- [REQUEST] Copy, in full, each line of the material that holds the word "pomníku".
=======
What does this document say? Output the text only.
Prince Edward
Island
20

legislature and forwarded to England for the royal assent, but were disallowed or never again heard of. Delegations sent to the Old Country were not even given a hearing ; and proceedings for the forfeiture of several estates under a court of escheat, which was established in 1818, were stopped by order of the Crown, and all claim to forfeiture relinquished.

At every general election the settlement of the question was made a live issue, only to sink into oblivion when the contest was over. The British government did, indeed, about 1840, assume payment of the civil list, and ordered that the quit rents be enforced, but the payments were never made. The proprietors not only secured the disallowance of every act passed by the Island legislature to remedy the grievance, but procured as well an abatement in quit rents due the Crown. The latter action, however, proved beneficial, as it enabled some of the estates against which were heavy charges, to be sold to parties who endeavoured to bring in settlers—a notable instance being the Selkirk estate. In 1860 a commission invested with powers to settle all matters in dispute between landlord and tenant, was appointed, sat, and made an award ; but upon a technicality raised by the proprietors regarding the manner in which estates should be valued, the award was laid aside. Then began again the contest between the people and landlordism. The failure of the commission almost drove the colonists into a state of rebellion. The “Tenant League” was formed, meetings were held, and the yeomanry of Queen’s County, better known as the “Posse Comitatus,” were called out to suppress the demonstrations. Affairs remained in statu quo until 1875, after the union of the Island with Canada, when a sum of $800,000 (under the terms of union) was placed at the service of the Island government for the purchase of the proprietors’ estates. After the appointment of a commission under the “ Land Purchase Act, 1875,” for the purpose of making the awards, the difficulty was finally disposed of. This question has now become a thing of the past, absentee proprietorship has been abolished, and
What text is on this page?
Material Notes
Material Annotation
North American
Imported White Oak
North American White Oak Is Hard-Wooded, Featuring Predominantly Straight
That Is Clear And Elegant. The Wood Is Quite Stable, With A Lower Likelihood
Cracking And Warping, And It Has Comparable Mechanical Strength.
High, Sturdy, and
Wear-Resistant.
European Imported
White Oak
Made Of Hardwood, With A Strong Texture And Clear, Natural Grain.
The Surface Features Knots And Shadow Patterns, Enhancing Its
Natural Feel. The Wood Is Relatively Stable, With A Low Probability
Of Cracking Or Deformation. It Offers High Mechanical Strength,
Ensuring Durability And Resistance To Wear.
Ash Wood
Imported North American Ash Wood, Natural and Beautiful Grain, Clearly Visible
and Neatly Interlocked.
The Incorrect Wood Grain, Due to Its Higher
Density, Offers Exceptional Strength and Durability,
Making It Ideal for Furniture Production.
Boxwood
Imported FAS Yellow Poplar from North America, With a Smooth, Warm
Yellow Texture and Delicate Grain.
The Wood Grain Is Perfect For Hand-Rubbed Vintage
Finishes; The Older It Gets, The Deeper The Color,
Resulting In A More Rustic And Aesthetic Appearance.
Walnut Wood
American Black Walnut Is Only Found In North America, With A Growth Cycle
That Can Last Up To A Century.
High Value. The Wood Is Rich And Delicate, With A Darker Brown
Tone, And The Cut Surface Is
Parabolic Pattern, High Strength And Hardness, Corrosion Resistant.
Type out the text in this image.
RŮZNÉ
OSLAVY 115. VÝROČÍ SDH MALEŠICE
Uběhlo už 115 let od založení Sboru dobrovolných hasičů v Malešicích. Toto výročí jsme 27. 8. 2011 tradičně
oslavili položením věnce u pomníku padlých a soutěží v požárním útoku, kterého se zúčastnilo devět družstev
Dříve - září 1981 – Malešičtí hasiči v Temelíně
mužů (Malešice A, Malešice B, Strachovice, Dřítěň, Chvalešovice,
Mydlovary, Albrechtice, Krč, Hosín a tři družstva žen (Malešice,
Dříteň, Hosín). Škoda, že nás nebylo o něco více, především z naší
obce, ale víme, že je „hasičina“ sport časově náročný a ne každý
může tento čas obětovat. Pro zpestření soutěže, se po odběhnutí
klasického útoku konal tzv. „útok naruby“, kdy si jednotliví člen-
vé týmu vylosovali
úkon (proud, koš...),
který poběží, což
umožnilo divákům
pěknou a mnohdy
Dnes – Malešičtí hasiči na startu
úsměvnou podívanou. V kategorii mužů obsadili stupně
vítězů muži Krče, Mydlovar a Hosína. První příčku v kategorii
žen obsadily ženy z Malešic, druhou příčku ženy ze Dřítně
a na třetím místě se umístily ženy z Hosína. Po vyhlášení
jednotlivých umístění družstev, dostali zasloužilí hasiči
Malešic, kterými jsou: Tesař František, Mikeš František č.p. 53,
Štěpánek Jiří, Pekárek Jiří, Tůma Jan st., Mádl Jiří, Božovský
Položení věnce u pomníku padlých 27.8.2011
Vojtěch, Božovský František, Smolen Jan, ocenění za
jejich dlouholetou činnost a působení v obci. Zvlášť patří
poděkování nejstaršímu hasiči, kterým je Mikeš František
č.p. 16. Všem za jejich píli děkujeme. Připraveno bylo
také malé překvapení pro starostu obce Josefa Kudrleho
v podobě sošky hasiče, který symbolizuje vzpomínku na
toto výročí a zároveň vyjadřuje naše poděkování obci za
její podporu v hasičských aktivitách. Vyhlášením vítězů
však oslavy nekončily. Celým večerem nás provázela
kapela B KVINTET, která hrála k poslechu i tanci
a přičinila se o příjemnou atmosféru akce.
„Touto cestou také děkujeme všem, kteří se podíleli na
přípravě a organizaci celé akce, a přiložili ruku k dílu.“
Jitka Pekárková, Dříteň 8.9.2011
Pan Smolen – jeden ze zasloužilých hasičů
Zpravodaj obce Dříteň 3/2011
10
=======
- [RESULT FOR THIS EXERCISE]
oslavili položením věnce u pomníku padlých a soutěží v požárním útoku, kterého se zúčastnilo devět družstev
Položení věnce u pomníku padlých 27.8.2011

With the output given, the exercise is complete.